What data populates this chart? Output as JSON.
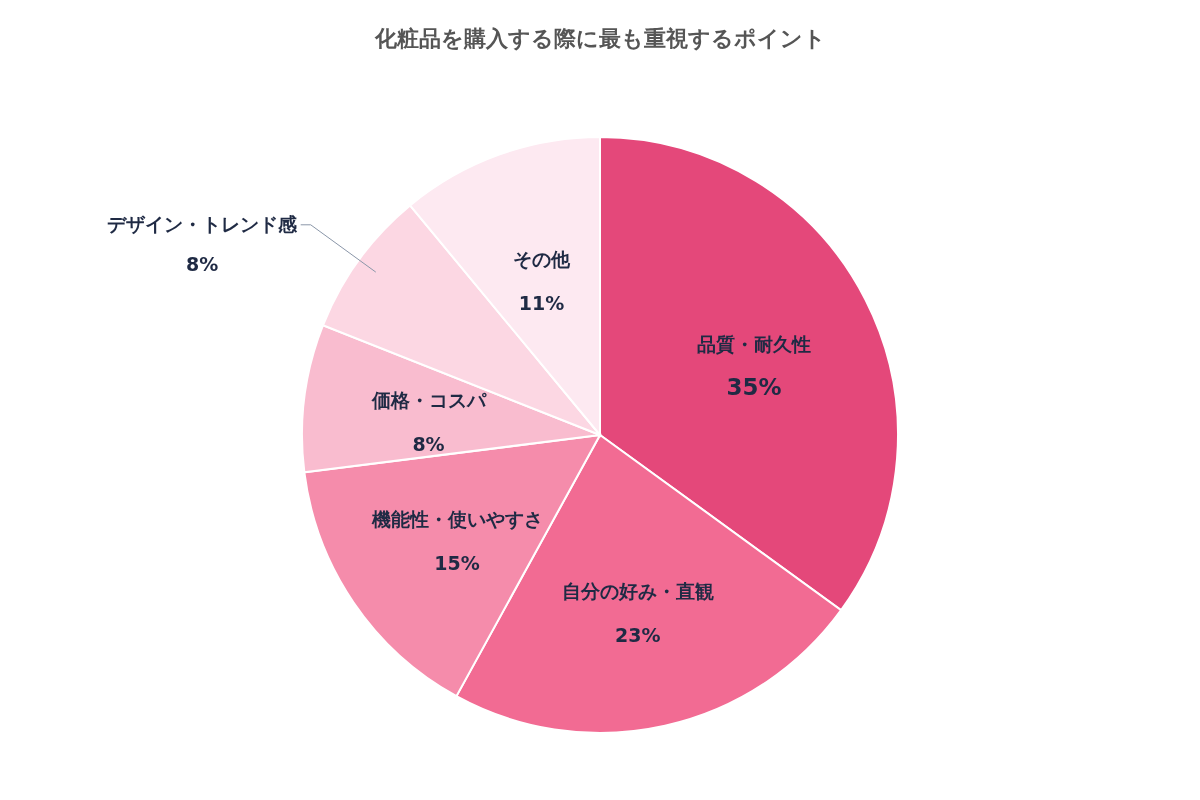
{
  "chart_data": {
    "type": "pie",
    "title": "化粧品を購入する際に最も重視するポイント",
    "categories": [
      "品質・耐久性",
      "自分の好み・直観",
      "機能性・使いやすさ",
      "価格・コスパ",
      "デザイン・トレンド感",
      "その他"
    ],
    "values": [
      35,
      23,
      15,
      8,
      8,
      11
    ],
    "value_labels": [
      "35%",
      "23%",
      "15%",
      "8%",
      "8%",
      "11%"
    ],
    "colors": [
      "#e4487a",
      "#f26b93",
      "#f58cab",
      "#f9bccf",
      "#fcd7e3",
      "#fde9f1"
    ]
  }
}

****

- WRITTEN TASK:
Copy out all the records exactly, excluding pictures.

- RESULT FOR THIS TASK:
What data populates this chart? Output as JSON.
{
  "chart_data": {
    "type": "pie",
    "title": "化粧品を購入する際に最も重視するポイント",
    "categories": [
      "品質・耐久性",
      "自分の好み・直観",
      "機能性・使いやすさ",
      "価格・コスパ",
      "デザイン・トレンド感",
      "その他"
    ],
    "values": [
      35,
      23,
      15,
      8,
      8,
      11
    ],
    "value_labels": [
      "35%",
      "23%",
      "15%",
      "8%",
      "8%",
      "11%"
    ],
    "colors": [
      "#e4487a",
      "#f26b93",
      "#f58cab",
      "#f9bccf",
      "#fcd7e3",
      "#fde9f1"
    ]
  }
}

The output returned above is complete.